Exercise details =>
Copy out each line below that has the word "الامير" in it.

-------- Data lines

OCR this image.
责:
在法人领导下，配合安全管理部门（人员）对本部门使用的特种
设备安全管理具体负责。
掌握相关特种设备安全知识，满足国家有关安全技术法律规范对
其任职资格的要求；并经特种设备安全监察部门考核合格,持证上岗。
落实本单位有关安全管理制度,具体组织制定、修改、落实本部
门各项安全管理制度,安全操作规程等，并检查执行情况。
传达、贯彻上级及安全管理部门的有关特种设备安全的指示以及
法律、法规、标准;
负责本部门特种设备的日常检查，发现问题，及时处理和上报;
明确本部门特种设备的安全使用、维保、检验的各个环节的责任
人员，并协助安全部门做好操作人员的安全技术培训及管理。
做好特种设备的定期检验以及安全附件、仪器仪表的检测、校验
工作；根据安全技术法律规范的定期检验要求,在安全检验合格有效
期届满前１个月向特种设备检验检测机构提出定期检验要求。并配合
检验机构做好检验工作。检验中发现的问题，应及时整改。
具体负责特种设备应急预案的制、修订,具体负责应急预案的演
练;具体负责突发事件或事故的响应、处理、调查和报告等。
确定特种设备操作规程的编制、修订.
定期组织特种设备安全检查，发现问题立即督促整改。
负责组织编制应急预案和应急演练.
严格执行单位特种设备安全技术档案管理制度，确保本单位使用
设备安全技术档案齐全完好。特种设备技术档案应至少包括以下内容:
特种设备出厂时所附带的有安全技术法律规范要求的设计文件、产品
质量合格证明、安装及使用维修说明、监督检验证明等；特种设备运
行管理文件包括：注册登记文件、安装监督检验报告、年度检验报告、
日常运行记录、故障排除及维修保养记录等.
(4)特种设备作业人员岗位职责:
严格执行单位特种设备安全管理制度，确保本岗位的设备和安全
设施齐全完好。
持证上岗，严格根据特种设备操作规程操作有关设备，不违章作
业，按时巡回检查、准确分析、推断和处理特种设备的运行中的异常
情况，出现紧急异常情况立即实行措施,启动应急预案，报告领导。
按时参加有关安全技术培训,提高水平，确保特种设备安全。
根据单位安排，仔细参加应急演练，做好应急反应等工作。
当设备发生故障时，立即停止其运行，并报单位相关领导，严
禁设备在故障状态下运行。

----------------
-------- Data lines

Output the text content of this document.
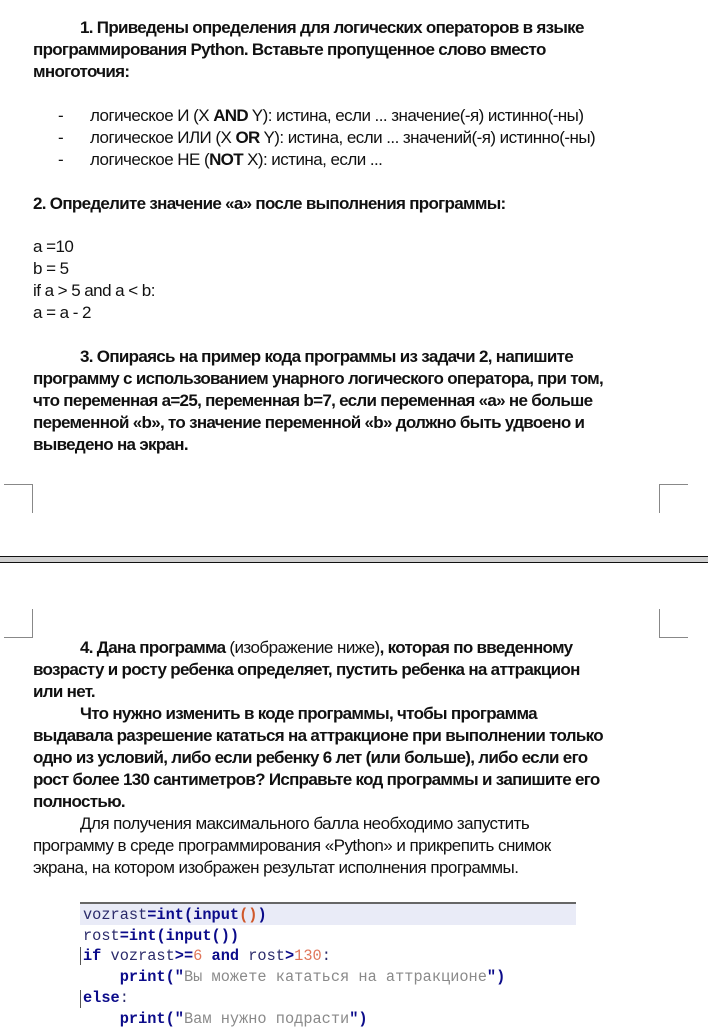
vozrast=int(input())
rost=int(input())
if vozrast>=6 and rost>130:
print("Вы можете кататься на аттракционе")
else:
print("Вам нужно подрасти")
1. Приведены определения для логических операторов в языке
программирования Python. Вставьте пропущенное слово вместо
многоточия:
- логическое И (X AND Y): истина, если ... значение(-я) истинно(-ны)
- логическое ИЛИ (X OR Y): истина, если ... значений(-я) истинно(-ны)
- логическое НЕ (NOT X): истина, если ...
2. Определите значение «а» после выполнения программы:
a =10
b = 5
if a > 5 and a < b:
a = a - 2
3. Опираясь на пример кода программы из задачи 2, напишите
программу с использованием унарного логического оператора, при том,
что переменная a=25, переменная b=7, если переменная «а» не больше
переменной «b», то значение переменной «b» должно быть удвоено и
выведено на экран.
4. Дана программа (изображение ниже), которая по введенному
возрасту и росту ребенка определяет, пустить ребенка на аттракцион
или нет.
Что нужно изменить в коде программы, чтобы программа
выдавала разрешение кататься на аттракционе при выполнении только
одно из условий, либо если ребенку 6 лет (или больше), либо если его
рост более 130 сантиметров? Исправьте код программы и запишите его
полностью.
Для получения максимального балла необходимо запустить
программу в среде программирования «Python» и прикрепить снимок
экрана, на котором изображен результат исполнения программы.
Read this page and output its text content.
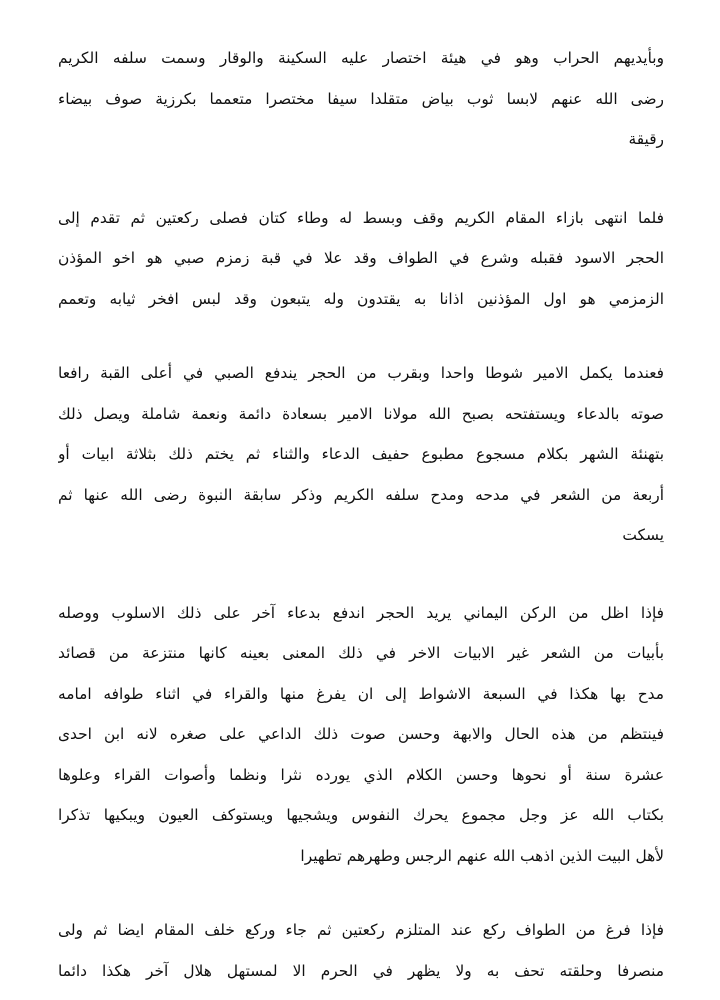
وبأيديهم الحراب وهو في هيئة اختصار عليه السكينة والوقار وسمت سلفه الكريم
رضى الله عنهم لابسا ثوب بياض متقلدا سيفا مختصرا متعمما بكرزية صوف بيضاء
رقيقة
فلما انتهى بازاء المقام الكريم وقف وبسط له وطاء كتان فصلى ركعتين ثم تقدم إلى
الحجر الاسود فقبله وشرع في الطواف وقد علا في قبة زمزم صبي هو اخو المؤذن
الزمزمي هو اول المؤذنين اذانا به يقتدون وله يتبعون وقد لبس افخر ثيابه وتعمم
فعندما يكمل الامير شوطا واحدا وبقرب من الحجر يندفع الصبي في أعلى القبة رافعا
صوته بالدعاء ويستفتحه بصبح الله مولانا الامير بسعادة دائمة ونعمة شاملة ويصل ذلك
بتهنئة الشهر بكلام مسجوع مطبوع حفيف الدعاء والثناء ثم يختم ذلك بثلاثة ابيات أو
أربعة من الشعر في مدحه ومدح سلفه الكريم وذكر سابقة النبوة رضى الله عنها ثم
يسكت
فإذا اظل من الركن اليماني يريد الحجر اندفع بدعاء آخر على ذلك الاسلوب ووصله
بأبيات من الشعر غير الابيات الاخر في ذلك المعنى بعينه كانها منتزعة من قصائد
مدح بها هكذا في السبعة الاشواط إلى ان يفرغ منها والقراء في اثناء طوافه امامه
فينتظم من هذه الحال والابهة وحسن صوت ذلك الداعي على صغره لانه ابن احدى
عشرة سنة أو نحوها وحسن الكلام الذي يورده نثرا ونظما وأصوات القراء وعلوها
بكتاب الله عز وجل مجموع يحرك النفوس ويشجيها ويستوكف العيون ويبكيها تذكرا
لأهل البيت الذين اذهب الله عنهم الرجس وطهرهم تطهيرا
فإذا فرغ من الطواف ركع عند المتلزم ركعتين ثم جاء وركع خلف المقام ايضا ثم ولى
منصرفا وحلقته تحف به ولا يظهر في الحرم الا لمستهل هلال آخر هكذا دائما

----------------

Exercise output =>
فعندما يكمل الامير شوطا واحدا وبقرب من الحجر يندفع الصبي في أعلى القبة رافعا
صوته بالدعاء ويستفتحه بصبح الله مولانا الامير بسعادة دائمة ونعمة شاملة ويصل ذلك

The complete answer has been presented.